SET PROBLEM: Locate each line below that includes "name" and reproduce it.

MATERIAL PROVIDED:

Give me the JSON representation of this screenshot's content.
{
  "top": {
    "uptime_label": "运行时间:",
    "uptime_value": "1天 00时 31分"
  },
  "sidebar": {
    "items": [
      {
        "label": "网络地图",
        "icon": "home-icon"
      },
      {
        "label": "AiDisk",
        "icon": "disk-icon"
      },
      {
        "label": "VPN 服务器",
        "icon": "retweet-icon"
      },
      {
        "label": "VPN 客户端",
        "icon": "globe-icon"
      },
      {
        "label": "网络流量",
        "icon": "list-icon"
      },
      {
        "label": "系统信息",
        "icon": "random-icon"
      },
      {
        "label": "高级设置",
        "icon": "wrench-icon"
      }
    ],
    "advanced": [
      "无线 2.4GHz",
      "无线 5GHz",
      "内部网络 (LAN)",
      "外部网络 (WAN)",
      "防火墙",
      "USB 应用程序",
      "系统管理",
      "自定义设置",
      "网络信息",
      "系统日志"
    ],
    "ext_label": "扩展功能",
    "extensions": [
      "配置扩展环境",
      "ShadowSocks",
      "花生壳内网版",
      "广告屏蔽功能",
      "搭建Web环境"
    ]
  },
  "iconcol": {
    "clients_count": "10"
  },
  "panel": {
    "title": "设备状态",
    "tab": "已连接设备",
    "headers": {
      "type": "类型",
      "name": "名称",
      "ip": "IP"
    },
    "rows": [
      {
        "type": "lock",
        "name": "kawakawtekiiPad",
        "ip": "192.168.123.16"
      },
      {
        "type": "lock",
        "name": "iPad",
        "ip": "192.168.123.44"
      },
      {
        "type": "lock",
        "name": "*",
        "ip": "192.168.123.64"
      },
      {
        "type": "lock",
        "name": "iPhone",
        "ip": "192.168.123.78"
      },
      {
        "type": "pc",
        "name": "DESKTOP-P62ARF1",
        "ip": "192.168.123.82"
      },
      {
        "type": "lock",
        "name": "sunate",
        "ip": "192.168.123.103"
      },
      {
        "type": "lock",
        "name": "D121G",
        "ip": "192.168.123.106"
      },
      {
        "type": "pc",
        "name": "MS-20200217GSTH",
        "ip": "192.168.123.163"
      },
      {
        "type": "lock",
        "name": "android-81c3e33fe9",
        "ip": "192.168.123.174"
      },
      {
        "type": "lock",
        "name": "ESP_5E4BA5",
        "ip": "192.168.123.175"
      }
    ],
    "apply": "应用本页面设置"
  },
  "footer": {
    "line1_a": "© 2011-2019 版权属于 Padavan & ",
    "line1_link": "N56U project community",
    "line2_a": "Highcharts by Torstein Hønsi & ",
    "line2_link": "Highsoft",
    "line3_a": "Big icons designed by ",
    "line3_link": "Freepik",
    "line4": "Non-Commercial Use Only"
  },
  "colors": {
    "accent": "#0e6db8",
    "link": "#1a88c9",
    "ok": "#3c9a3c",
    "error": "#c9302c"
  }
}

ANSWER:
      "name": "名称",
        "name": "kawakawtekiiPad",
        "name": "iPad",
        "name": "*",
        "name": "iPhone",
        "name": "DESKTOP-P62ARF1",
        "name": "sunate",
        "name": "D121G",
        "name": "MS-20200217GSTH",
        "name": "android-81c3e33fe9",
        "name": "ESP_5E4BA5",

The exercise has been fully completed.